== What the exercise asks ==
Report how many lines contain the word "Situation", with no other text.

— BEGIN Records provided —

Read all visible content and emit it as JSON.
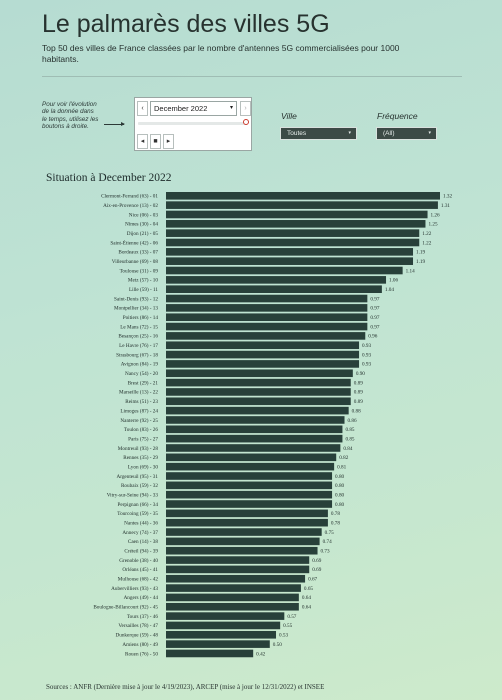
{
  "header": {
    "title": "Le palmarès des villes 5G",
    "subtitle": "Top 50 des villes de France classées par le nombre d'antennes 5G commercialisées pour 1000 habitants."
  },
  "controls": {
    "hint": "Pour voir l'évolution de la donnée dans le temps, utilisez les boutons à droite.",
    "date_selected": "December 2022",
    "prev_label": "‹",
    "next_label": "›",
    "back_label": "◂",
    "stop_label": "■",
    "play_label": "▸",
    "ville_label": "Ville",
    "ville_value": "Toutes",
    "frequence_label": "Fréquence",
    "frequence_value": "(All)",
    "chevron": "▾"
  },
  "chart_title": "Situation à December 2022",
  "sources": "Sources : ANFR (Dernière mise à jour le 4/19/2023), ARCEP (mise à jour le 12/31/2022) et INSEE",
  "colors": {
    "bar": "#28403a",
    "accent_knob": "#cc3a2e"
  },
  "chart_data": {
    "type": "bar",
    "orientation": "horizontal",
    "categories": [
      "Clermont-Ferrand (63) - 01",
      "Aix-en-Provence (13) - 02",
      "Nice (06) - 03",
      "Nîmes (30) - 04",
      "Dijon (21) - 05",
      "Saint-Étienne (42) - 06",
      "Bordeaux (33) - 07",
      "Villeurbanne (69) - 08",
      "Toulouse (31) - 09",
      "Metz (57) - 10",
      "Lille (59) - 11",
      "Saint-Denis (93) - 12",
      "Montpellier (34) - 13",
      "Poitiers (86) - 14",
      "Le Mans (72) - 15",
      "Besançon (25) - 16",
      "Le Havre (76) - 17",
      "Strasbourg (67) - 18",
      "Avignon (84) - 19",
      "Nancy (54) - 20",
      "Brest (29) - 21",
      "Marseille (13) - 22",
      "Reims (51) - 23",
      "Limoges (87) - 24",
      "Nanterre (92) - 25",
      "Toulon (83) - 26",
      "Paris (75) - 27",
      "Montreuil (93) - 28",
      "Rennes (35) - 29",
      "Lyon (69) - 30",
      "Argenteuil (95) - 31",
      "Roubaix (59) - 32",
      "Vitry-sur-Seine (94) - 33",
      "Perpignan (66) - 34",
      "Tourcoing (59) - 35",
      "Nantes (44) - 36",
      "Annecy (74) - 37",
      "Caen (14) - 38",
      "Créteil (94) - 39",
      "Grenoble (38) - 40",
      "Orléans (45) - 41",
      "Mulhouse (68) - 42",
      "Aubervilliers (93) - 43",
      "Angers (49) - 44",
      "Boulogne-Billancourt (92) - 45",
      "Tours (37) - 46",
      "Versailles (78) - 47",
      "Dunkerque (59) - 48",
      "Amiens (80) - 49",
      "Rouen (76) - 50"
    ],
    "values": [
      1.32,
      1.31,
      1.26,
      1.25,
      1.22,
      1.22,
      1.19,
      1.19,
      1.14,
      1.06,
      1.04,
      0.97,
      0.97,
      0.97,
      0.97,
      0.96,
      0.93,
      0.93,
      0.93,
      0.9,
      0.89,
      0.89,
      0.89,
      0.88,
      0.86,
      0.85,
      0.85,
      0.84,
      0.82,
      0.81,
      0.8,
      0.8,
      0.8,
      0.8,
      0.78,
      0.78,
      0.75,
      0.74,
      0.73,
      0.69,
      0.69,
      0.67,
      0.65,
      0.64,
      0.64,
      0.57,
      0.55,
      0.53,
      0.5,
      0.42
    ],
    "value_labels": [
      "1.32",
      "1.31",
      "1.26",
      "1.25",
      "1.22",
      "1.22",
      "1.19",
      "1.19",
      "1.14",
      "1.06",
      "1.04",
      "0.97",
      "0.97",
      "0.97",
      "0.97",
      "0.96",
      "0.93",
      "0.93",
      "0.93",
      "0.90",
      "0.89",
      "0.89",
      "0.89",
      "0.88",
      "0.86",
      "0.85",
      "0.85",
      "0.84",
      "0.82",
      "0.81",
      "0.80",
      "0.80",
      "0.80",
      "0.80",
      "0.78",
      "0.78",
      "0.75",
      "0.74",
      "0.73",
      "0.69",
      "0.69",
      "0.67",
      "0.65",
      "0.64",
      "0.64",
      "0.57",
      "0.55",
      "0.53",
      "0.50",
      "0.42"
    ],
    "xlim": [
      0,
      1.32
    ],
    "grid": false,
    "title": "Situation à December 2022"
  }
}
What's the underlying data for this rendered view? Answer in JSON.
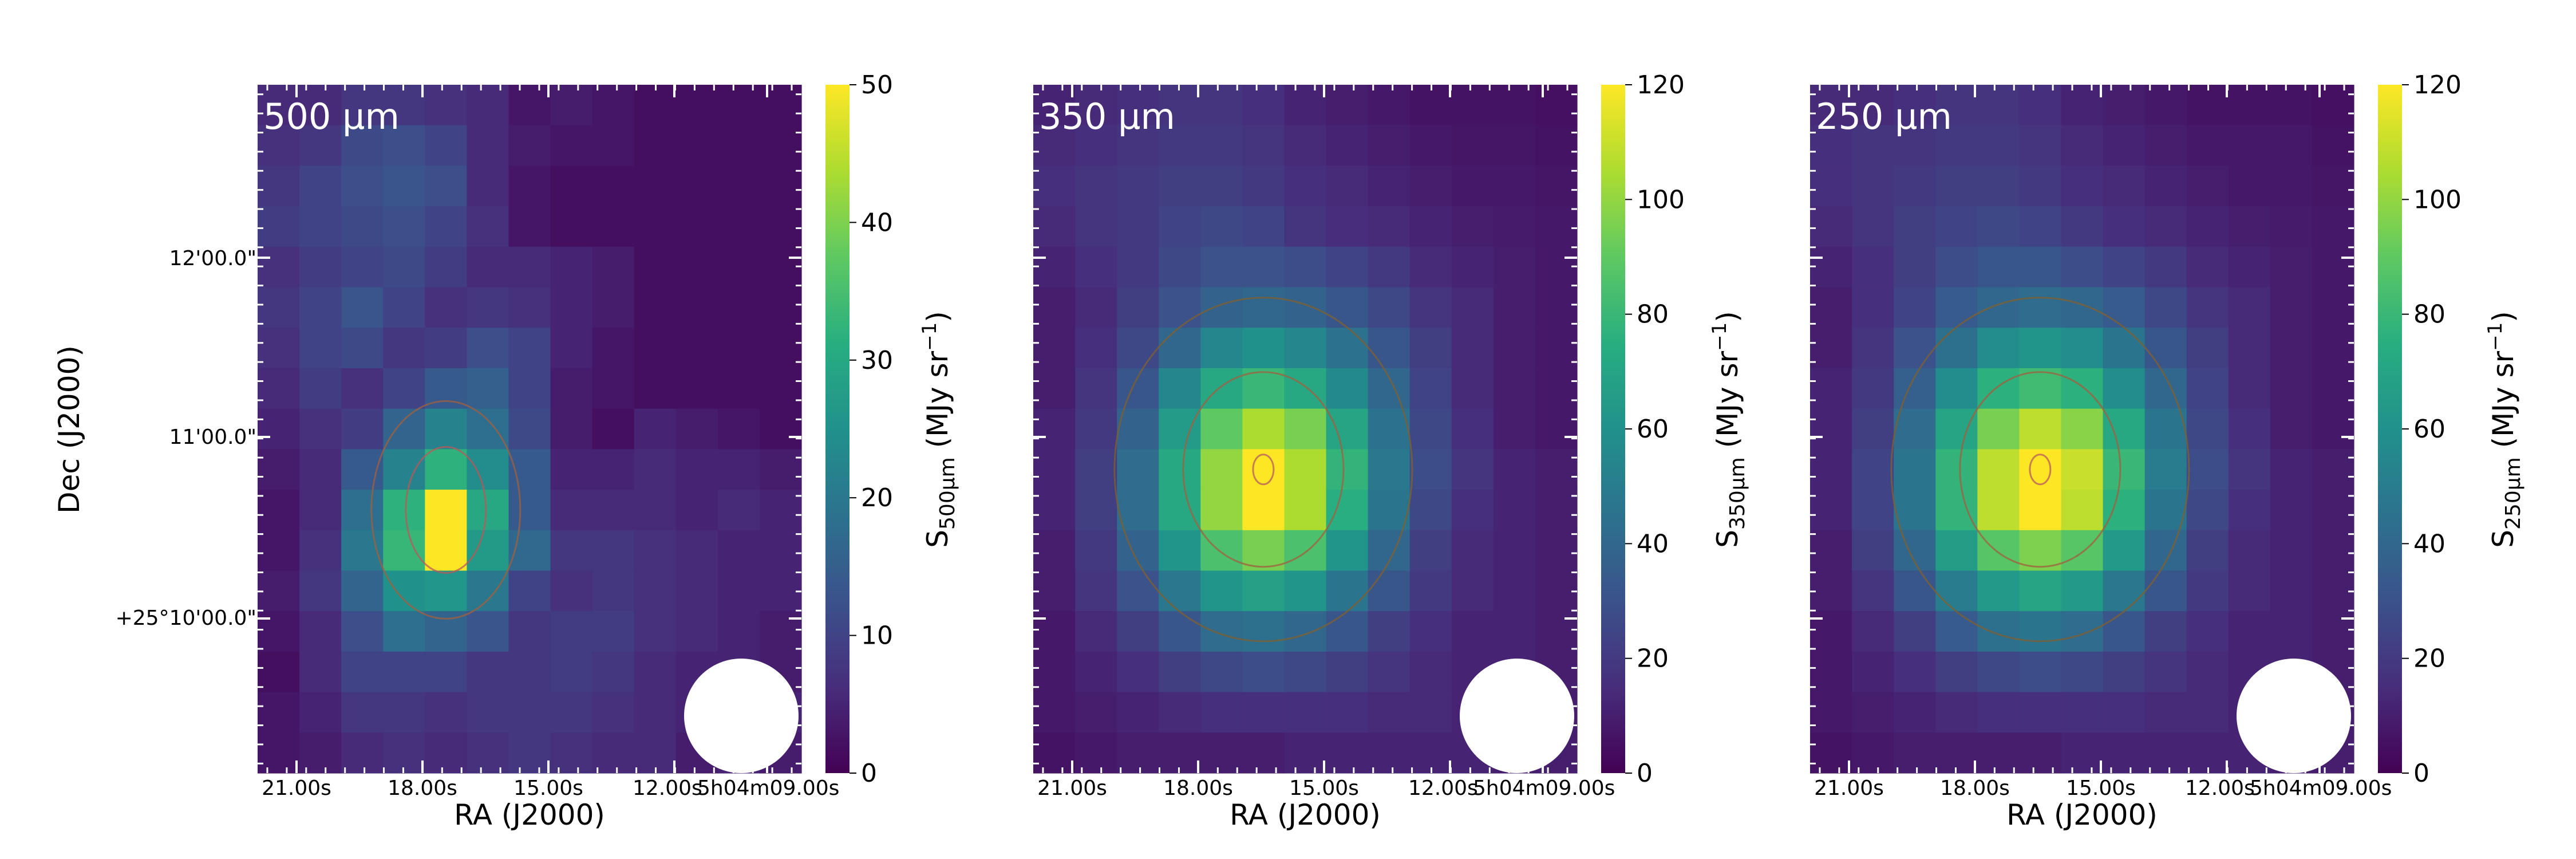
{
  "figure": {
    "shared_ylabel": "Dec (J2000)",
    "colormap": "viridis",
    "beam_color": "#ffffff",
    "contour_colors": [
      "#b85a5a",
      "#a06040",
      "#806030"
    ]
  },
  "chart_data": [
    {
      "type": "heatmap",
      "title": "500 µm",
      "xlabel": "RA (J2000)",
      "ylabel": "Dec (J2000)",
      "xticklabels": [
        "21.00s",
        "18.00s",
        "15.00s",
        "12.00s",
        "5h04m09.00s"
      ],
      "yticklabels": [
        "12'00.0\"",
        "11'00.0\"",
        "+25°10'00.0\""
      ],
      "colorbar": {
        "label_main": "S",
        "label_sub": "500µm",
        "label_unit": " (MJy sr",
        "label_exp": "−1",
        "label_close": ")",
        "range": [
          0,
          50
        ],
        "ticks": [
          "0",
          "10",
          "20",
          "30",
          "40",
          "50"
        ]
      },
      "grid": [
        [
          6,
          6,
          8,
          8,
          7,
          6,
          3,
          4,
          3,
          2,
          2,
          2,
          2
        ],
        [
          7,
          8,
          11,
          12,
          10,
          6,
          4,
          3,
          3,
          2,
          2,
          2,
          2
        ],
        [
          8,
          10,
          12,
          13,
          12,
          6,
          3,
          2,
          2,
          2,
          2,
          2,
          2
        ],
        [
          9,
          10,
          11,
          12,
          10,
          7,
          3,
          2,
          2,
          2,
          2,
          2,
          2
        ],
        [
          7,
          9,
          10,
          11,
          9,
          6,
          6,
          5,
          4,
          2,
          2,
          2,
          2
        ],
        [
          8,
          10,
          13,
          10,
          7,
          8,
          7,
          5,
          4,
          2,
          2,
          2,
          2
        ],
        [
          7,
          10,
          11,
          8,
          9,
          12,
          10,
          5,
          3,
          2,
          2,
          2,
          2
        ],
        [
          6,
          9,
          7,
          10,
          14,
          15,
          10,
          4,
          3,
          2,
          2,
          2,
          2
        ],
        [
          5,
          7,
          9,
          16,
          22,
          18,
          11,
          4,
          2,
          5,
          4,
          3,
          2
        ],
        [
          4,
          6,
          14,
          22,
          32,
          24,
          14,
          5,
          5,
          6,
          5,
          5,
          4
        ],
        [
          3,
          6,
          18,
          32,
          50,
          30,
          14,
          6,
          6,
          6,
          5,
          6,
          5
        ],
        [
          3,
          7,
          20,
          33,
          50,
          27,
          17,
          8,
          8,
          7,
          6,
          5,
          5
        ],
        [
          4,
          8,
          16,
          25,
          26,
          20,
          10,
          7,
          8,
          7,
          6,
          5,
          5
        ],
        [
          3,
          6,
          12,
          18,
          16,
          13,
          8,
          9,
          9,
          7,
          6,
          5,
          4
        ],
        [
          2,
          6,
          10,
          10,
          10,
          8,
          8,
          9,
          8,
          6,
          5,
          5,
          4
        ],
        [
          3,
          5,
          8,
          8,
          7,
          8,
          8,
          8,
          7,
          6,
          5,
          6,
          5
        ],
        [
          3,
          4,
          6,
          7,
          6,
          7,
          8,
          7,
          6,
          6,
          4,
          5,
          4
        ]
      ]
    },
    {
      "type": "heatmap",
      "title": "350 µm",
      "xlabel": "RA (J2000)",
      "xticklabels": [
        "21.00s",
        "18.00s",
        "15.00s",
        "12.00s",
        "5h04m09.00s"
      ],
      "colorbar": {
        "label_main": "S",
        "label_sub": "350µm",
        "label_unit": " (MJy sr",
        "label_exp": "−1",
        "label_close": ")",
        "range": [
          0,
          120
        ],
        "ticks": [
          "0",
          "20",
          "40",
          "60",
          "80",
          "100",
          "120"
        ]
      },
      "grid": [
        [
          12,
          14,
          16,
          18,
          18,
          16,
          12,
          10,
          8,
          6,
          6,
          6,
          5
        ],
        [
          14,
          16,
          18,
          20,
          20,
          18,
          14,
          12,
          10,
          8,
          7,
          7,
          6
        ],
        [
          16,
          18,
          20,
          22,
          22,
          20,
          16,
          14,
          12,
          10,
          8,
          8,
          7
        ],
        [
          14,
          18,
          20,
          24,
          26,
          24,
          18,
          15,
          14,
          12,
          10,
          9,
          8
        ],
        [
          12,
          16,
          20,
          26,
          30,
          30,
          28,
          24,
          20,
          14,
          12,
          10,
          8
        ],
        [
          10,
          14,
          22,
          30,
          38,
          40,
          38,
          32,
          26,
          18,
          14,
          10,
          8
        ],
        [
          10,
          16,
          26,
          40,
          55,
          60,
          55,
          45,
          32,
          22,
          14,
          10,
          8
        ],
        [
          10,
          18,
          32,
          55,
          72,
          80,
          72,
          56,
          40,
          24,
          14,
          10,
          8
        ],
        [
          12,
          20,
          38,
          65,
          90,
          105,
          95,
          70,
          45,
          26,
          16,
          10,
          8
        ],
        [
          12,
          22,
          42,
          72,
          100,
          120,
          105,
          78,
          48,
          28,
          18,
          12,
          10
        ],
        [
          12,
          22,
          42,
          72,
          100,
          120,
          105,
          75,
          46,
          26,
          16,
          12,
          10
        ],
        [
          10,
          20,
          38,
          62,
          85,
          95,
          85,
          62,
          40,
          22,
          14,
          12,
          10
        ],
        [
          10,
          18,
          30,
          48,
          62,
          68,
          62,
          46,
          32,
          20,
          14,
          12,
          10
        ],
        [
          8,
          14,
          22,
          32,
          42,
          44,
          40,
          32,
          22,
          16,
          12,
          12,
          10
        ],
        [
          8,
          12,
          16,
          22,
          26,
          28,
          26,
          22,
          18,
          14,
          12,
          12,
          10
        ],
        [
          8,
          10,
          12,
          14,
          16,
          16,
          16,
          16,
          14,
          14,
          12,
          12,
          10
        ],
        [
          6,
          8,
          10,
          10,
          10,
          10,
          12,
          12,
          12,
          12,
          12,
          10,
          10
        ]
      ]
    },
    {
      "type": "heatmap",
      "title": "250 µm",
      "xlabel": "RA (J2000)",
      "xticklabels": [
        "21.00s",
        "18.00s",
        "15.00s",
        "12.00s",
        "5h04m09.00s"
      ],
      "colorbar": {
        "label_main": "S",
        "label_sub": "250µm",
        "label_unit": " (MJy sr",
        "label_exp": "−1",
        "label_close": ")",
        "range": [
          0,
          120
        ],
        "ticks": [
          "0",
          "20",
          "40",
          "60",
          "80",
          "100",
          "120"
        ]
      },
      "grid": [
        [
          14,
          14,
          16,
          18,
          18,
          16,
          12,
          10,
          8,
          6,
          6,
          6,
          5
        ],
        [
          16,
          18,
          18,
          20,
          20,
          18,
          14,
          12,
          10,
          8,
          8,
          8,
          6
        ],
        [
          16,
          18,
          20,
          22,
          22,
          20,
          16,
          14,
          12,
          10,
          8,
          8,
          7
        ],
        [
          14,
          18,
          22,
          24,
          26,
          24,
          20,
          16,
          14,
          12,
          10,
          9,
          8
        ],
        [
          12,
          16,
          22,
          28,
          32,
          32,
          28,
          24,
          20,
          14,
          12,
          10,
          8
        ],
        [
          10,
          16,
          24,
          34,
          40,
          42,
          40,
          34,
          26,
          18,
          14,
          10,
          8
        ],
        [
          10,
          18,
          30,
          44,
          58,
          62,
          58,
          46,
          32,
          22,
          14,
          10,
          8
        ],
        [
          12,
          20,
          36,
          58,
          76,
          82,
          76,
          58,
          40,
          24,
          14,
          10,
          8
        ],
        [
          12,
          22,
          42,
          70,
          95,
          108,
          98,
          72,
          46,
          26,
          16,
          10,
          8
        ],
        [
          12,
          24,
          46,
          78,
          108,
          120,
          110,
          80,
          50,
          28,
          18,
          12,
          10
        ],
        [
          12,
          24,
          46,
          78,
          108,
          120,
          108,
          76,
          46,
          26,
          16,
          12,
          10
        ],
        [
          10,
          22,
          40,
          66,
          88,
          96,
          88,
          64,
          40,
          22,
          14,
          12,
          10
        ],
        [
          10,
          18,
          32,
          50,
          64,
          70,
          64,
          48,
          32,
          20,
          14,
          12,
          10
        ],
        [
          8,
          14,
          22,
          34,
          44,
          46,
          42,
          32,
          22,
          16,
          12,
          12,
          10
        ],
        [
          8,
          12,
          16,
          22,
          26,
          28,
          26,
          22,
          18,
          14,
          12,
          12,
          10
        ],
        [
          8,
          10,
          12,
          14,
          16,
          16,
          16,
          16,
          14,
          14,
          12,
          12,
          10
        ],
        [
          6,
          8,
          10,
          10,
          10,
          10,
          12,
          12,
          12,
          12,
          12,
          10,
          10
        ]
      ]
    }
  ]
}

— END Records provided —

== Result of this exercise ==
2